(Listing):
== == ==

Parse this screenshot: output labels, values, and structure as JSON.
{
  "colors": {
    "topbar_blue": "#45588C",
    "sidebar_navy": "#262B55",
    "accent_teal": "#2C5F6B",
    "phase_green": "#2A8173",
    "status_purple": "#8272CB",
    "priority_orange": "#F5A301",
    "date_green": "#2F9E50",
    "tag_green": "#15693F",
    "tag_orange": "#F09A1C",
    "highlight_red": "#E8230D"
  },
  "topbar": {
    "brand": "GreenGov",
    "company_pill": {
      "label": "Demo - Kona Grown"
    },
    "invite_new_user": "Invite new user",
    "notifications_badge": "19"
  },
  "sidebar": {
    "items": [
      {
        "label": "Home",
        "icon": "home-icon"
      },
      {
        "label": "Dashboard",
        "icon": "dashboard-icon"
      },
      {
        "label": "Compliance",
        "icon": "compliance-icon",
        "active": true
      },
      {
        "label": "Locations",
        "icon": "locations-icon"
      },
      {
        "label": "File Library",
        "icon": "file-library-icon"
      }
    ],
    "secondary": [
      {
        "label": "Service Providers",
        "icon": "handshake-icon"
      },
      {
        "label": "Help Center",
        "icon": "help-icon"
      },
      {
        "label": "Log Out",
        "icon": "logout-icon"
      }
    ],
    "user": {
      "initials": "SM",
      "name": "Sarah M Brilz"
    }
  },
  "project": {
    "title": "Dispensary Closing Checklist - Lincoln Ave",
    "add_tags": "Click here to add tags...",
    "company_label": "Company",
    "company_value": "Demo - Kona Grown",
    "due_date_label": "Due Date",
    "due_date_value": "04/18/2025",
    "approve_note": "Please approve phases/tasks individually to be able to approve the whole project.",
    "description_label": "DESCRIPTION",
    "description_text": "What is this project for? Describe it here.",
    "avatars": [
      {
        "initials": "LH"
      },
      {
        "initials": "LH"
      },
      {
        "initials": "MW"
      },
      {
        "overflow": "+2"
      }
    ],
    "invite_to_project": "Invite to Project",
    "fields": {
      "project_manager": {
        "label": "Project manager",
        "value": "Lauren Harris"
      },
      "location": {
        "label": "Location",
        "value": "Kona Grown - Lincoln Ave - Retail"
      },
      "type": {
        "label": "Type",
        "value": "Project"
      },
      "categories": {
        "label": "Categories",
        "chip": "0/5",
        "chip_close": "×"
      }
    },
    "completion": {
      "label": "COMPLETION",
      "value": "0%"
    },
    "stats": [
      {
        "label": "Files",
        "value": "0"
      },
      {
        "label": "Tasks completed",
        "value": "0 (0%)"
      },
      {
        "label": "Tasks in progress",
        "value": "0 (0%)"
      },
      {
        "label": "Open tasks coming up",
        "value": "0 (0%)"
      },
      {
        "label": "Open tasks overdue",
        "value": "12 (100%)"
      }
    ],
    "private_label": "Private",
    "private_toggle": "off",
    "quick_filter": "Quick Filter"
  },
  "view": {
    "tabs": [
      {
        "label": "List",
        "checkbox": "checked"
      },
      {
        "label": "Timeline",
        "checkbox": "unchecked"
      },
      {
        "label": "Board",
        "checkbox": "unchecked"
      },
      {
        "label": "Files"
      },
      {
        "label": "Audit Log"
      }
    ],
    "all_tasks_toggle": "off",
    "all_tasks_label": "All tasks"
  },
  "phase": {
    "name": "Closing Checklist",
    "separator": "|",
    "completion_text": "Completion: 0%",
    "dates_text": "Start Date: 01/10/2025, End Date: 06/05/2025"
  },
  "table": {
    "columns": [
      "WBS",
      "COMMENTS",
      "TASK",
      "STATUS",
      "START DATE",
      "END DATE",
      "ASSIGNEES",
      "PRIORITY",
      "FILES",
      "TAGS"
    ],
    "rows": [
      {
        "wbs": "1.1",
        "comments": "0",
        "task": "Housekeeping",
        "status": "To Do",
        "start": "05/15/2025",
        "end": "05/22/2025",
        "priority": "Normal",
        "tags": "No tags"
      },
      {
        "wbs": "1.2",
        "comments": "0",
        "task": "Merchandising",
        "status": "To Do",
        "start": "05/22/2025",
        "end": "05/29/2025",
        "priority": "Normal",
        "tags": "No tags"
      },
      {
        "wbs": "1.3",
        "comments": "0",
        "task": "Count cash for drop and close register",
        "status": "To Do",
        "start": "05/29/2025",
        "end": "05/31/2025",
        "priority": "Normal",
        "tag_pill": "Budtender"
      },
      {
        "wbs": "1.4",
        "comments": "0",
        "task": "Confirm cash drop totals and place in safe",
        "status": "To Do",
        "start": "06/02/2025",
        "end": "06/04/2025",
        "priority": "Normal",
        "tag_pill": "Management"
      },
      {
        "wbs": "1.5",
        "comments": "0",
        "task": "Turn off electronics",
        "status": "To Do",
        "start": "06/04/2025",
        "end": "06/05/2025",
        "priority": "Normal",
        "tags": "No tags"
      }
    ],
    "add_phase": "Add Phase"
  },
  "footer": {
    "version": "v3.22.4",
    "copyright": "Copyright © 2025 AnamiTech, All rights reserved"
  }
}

== == ==

(Task brief): Make an exact copy of all the data.

(Exercise response):
Parse this screenshot: output labels, values, and structure as JSON.
{
  "colors": {
    "topbar_blue": "#45588C",
    "sidebar_navy": "#262B55",
    "accent_teal": "#2C5F6B",
    "phase_green": "#2A8173",
    "status_purple": "#8272CB",
    "priority_orange": "#F5A301",
    "date_green": "#2F9E50",
    "tag_green": "#15693F",
    "tag_orange": "#F09A1C",
    "highlight_red": "#E8230D"
  },
  "topbar": {
    "brand": "GreenGov",
    "company_pill": {
      "label": "Demo - Kona Grown"
    },
    "invite_new_user": "Invite new user",
    "notifications_badge": "19"
  },
  "sidebar": {
    "items": [
      {
        "label": "Home",
        "icon": "home-icon"
      },
      {
        "label": "Dashboard",
        "icon": "dashboard-icon"
      },
      {
        "label": "Compliance",
        "icon": "compliance-icon",
        "active": true
      },
      {
        "label": "Locations",
        "icon": "locations-icon"
      },
      {
        "label": "File Library",
        "icon": "file-library-icon"
      }
    ],
    "secondary": [
      {
        "label": "Service Providers",
        "icon": "handshake-icon"
      },
      {
        "label": "Help Center",
        "icon": "help-icon"
      },
      {
        "label": "Log Out",
        "icon": "logout-icon"
      }
    ],
    "user": {
      "initials": "SM",
      "name": "Sarah M Brilz"
    }
  },
  "project": {
    "title": "Dispensary Closing Checklist - Lincoln Ave",
    "add_tags": "Click here to add tags...",
    "company_label": "Company",
    "company_value": "Demo - Kona Grown",
    "due_date_label": "Due Date",
    "due_date_value": "04/18/2025",
    "approve_note": "Please approve phases/tasks individually to be able to approve the whole project.",
    "description_label": "DESCRIPTION",
    "description_text": "What is this project for? Describe it here.",
    "avatars": [
      {
        "initials": "LH"
      },
      {
        "initials": "LH"
      },
      {
        "initials": "MW"
      },
      {
        "overflow": "+2"
      }
    ],
    "invite_to_project": "Invite to Project",
    "fields": {
      "project_manager": {
        "label": "Project manager",
        "value": "Lauren Harris"
      },
      "location": {
        "label": "Location",
        "value": "Kona Grown - Lincoln Ave - Retail"
      },
      "type": {
        "label": "Type",
        "value": "Project"
      },
      "categories": {
        "label": "Categories",
        "chip": "0/5",
        "chip_close": "×"
      }
    },
    "completion": {
      "label": "COMPLETION",
      "value": "0%"
    },
    "stats": [
      {
        "label": "Files",
        "value": "0"
      },
      {
        "label": "Tasks completed",
        "value": "0 (0%)"
      },
      {
        "label": "Tasks in progress",
        "value": "0 (0%)"
      },
      {
        "label": "Open tasks coming up",
        "value": "0 (0%)"
      },
      {
        "label": "Open tasks overdue",
        "value": "12 (100%)"
      }
    ],
    "private_label": "Private",
    "private_toggle": "off",
    "quick_filter": "Quick Filter"
  },
  "view": {
    "tabs": [
      {
        "label": "List",
        "checkbox": "checked"
      },
      {
        "label": "Timeline",
        "checkbox": "unchecked"
      },
      {
        "label": "Board",
        "checkbox": "unchecked"
      },
      {
        "label": "Files"
      },
      {
        "label": "Audit Log"
      }
    ],
    "all_tasks_toggle": "off",
    "all_tasks_label": "All tasks"
  },
  "phase": {
    "name": "Closing Checklist",
    "separator": "|",
    "completion_text": "Completion: 0%",
    "dates_text": "Start Date: 01/10/2025, End Date: 06/05/2025"
  },
  "table": {
    "columns": [
      "WBS",
      "COMMENTS",
      "TASK",
      "STATUS",
      "START DATE",
      "END DATE",
      "ASSIGNEES",
      "PRIORITY",
      "FILES",
      "TAGS"
    ],
    "rows": [
      {
        "wbs": "1.1",
        "comments": "0",
        "task": "Housekeeping",
        "status": "To Do",
        "start": "05/15/2025",
        "end": "05/22/2025",
        "priority": "Normal",
        "tags": "No tags"
      },
      {
        "wbs": "1.2",
        "comments": "0",
        "task": "Merchandising",
        "status": "To Do",
        "start": "05/22/2025",
        "end": "05/29/2025",
        "priority": "Normal",
        "tags": "No tags"
      },
      {
        "wbs": "1.3",
        "comments": "0",
        "task": "Count cash for drop and close register",
        "status": "To Do",
        "start": "05/29/2025",
        "end": "05/31/2025",
        "priority": "Normal",
        "tag_pill": "Budtender"
      },
      {
        "wbs": "1.4",
        "comments": "0",
        "task": "Confirm cash drop totals and place in safe",
        "status": "To Do",
        "start": "06/02/2025",
        "end": "06/04/2025",
        "priority": "Normal",
        "tag_pill": "Management"
      },
      {
        "wbs": "1.5",
        "comments": "0",
        "task": "Turn off electronics",
        "status": "To Do",
        "start": "06/04/2025",
        "end": "06/05/2025",
        "priority": "Normal",
        "tags": "No tags"
      }
    ],
    "add_phase": "Add Phase"
  },
  "footer": {
    "version": "v3.22.4",
    "copyright": "Copyright © 2025 AnamiTech, All rights reserved"
  }
}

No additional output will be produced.